Dataset records:
============
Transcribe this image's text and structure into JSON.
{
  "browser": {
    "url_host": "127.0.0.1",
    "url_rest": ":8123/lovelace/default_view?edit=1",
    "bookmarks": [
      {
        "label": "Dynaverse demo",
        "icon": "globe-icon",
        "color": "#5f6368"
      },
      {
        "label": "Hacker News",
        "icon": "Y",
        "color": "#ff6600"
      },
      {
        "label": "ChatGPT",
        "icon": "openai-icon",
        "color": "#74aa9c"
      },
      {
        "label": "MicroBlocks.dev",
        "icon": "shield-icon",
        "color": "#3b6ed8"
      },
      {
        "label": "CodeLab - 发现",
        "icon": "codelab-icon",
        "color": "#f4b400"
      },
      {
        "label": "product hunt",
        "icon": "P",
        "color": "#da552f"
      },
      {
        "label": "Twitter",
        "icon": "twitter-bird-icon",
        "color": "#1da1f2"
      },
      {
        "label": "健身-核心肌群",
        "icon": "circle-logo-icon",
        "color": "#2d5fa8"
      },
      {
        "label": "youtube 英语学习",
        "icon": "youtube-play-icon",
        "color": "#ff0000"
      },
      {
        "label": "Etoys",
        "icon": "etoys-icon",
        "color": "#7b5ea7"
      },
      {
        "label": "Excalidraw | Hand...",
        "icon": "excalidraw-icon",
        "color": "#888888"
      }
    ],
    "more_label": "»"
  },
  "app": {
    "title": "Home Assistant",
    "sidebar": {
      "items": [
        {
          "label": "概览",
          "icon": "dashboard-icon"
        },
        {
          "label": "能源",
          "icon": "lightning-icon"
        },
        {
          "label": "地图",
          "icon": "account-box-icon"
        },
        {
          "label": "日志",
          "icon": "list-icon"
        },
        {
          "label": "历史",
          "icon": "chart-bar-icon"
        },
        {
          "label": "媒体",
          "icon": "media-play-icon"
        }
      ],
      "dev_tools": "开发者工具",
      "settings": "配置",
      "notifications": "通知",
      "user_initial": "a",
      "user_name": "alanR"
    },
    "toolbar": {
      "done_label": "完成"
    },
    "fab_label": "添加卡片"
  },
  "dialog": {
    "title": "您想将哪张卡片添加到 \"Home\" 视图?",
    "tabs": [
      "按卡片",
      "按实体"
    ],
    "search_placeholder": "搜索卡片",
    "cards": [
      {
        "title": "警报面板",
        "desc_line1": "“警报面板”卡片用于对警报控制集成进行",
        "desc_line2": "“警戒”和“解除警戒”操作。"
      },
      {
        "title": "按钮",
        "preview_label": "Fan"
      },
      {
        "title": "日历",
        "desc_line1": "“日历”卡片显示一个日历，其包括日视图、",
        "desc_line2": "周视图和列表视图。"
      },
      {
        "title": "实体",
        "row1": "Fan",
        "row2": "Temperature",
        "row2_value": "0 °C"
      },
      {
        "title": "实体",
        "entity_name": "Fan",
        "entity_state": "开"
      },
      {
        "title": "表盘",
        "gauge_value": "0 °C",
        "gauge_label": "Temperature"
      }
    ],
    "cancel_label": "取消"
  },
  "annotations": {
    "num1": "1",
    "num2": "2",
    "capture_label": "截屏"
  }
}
============
**Required task:**
Every line of the material must be returned exactly as it appears.

**Solution:**
Transcribe this image's text and structure into JSON.
{
  "browser": {
    "url_host": "127.0.0.1",
    "url_rest": ":8123/lovelace/default_view?edit=1",
    "bookmarks": [
      {
        "label": "Dynaverse demo",
        "icon": "globe-icon",
        "color": "#5f6368"
      },
      {
        "label": "Hacker News",
        "icon": "Y",
        "color": "#ff6600"
      },
      {
        "label": "ChatGPT",
        "icon": "openai-icon",
        "color": "#74aa9c"
      },
      {
        "label": "MicroBlocks.dev",
        "icon": "shield-icon",
        "color": "#3b6ed8"
      },
      {
        "label": "CodeLab - 发现",
        "icon": "codelab-icon",
        "color": "#f4b400"
      },
      {
        "label": "product hunt",
        "icon": "P",
        "color": "#da552f"
      },
      {
        "label": "Twitter",
        "icon": "twitter-bird-icon",
        "color": "#1da1f2"
      },
      {
        "label": "健身-核心肌群",
        "icon": "circle-logo-icon",
        "color": "#2d5fa8"
      },
      {
        "label": "youtube 英语学习",
        "icon": "youtube-play-icon",
        "color": "#ff0000"
      },
      {
        "label": "Etoys",
        "icon": "etoys-icon",
        "color": "#7b5ea7"
      },
      {
        "label": "Excalidraw | Hand...",
        "icon": "excalidraw-icon",
        "color": "#888888"
      }
    ],
    "more_label": "»"
  },
  "app": {
    "title": "Home Assistant",
    "sidebar": {
      "items": [
        {
          "label": "概览",
          "icon": "dashboard-icon"
        },
        {
          "label": "能源",
          "icon": "lightning-icon"
        },
        {
          "label": "地图",
          "icon": "account-box-icon"
        },
        {
          "label": "日志",
          "icon": "list-icon"
        },
        {
          "label": "历史",
          "icon": "chart-bar-icon"
        },
        {
          "label": "媒体",
          "icon": "media-play-icon"
        }
      ],
      "dev_tools": "开发者工具",
      "settings": "配置",
      "notifications": "通知",
      "user_initial": "a",
      "user_name": "alanR"
    },
    "toolbar": {
      "done_label": "完成"
    },
    "fab_label": "添加卡片"
  },
  "dialog": {
    "title": "您想将哪张卡片添加到 \"Home\" 视图?",
    "tabs": [
      "按卡片",
      "按实体"
    ],
    "search_placeholder": "搜索卡片",
    "cards": [
      {
        "title": "警报面板",
        "desc_line1": "“警报面板”卡片用于对警报控制集成进行",
        "desc_line2": "“警戒”和“解除警戒”操作。"
      },
      {
        "title": "按钮",
        "preview_label": "Fan"
      },
      {
        "title": "日历",
        "desc_line1": "“日历”卡片显示一个日历，其包括日视图、",
        "desc_line2": "周视图和列表视图。"
      },
      {
        "title": "实体",
        "row1": "Fan",
        "row2": "Temperature",
        "row2_value": "0 °C"
      },
      {
        "title": "实体",
        "entity_name": "Fan",
        "entity_state": "开"
      },
      {
        "title": "表盘",
        "gauge_value": "0 °C",
        "gauge_label": "Temperature"
      }
    ],
    "cancel_label": "取消"
  },
  "annotations": {
    "num1": "1",
    "num2": "2",
    "capture_label": "截屏"
  }
}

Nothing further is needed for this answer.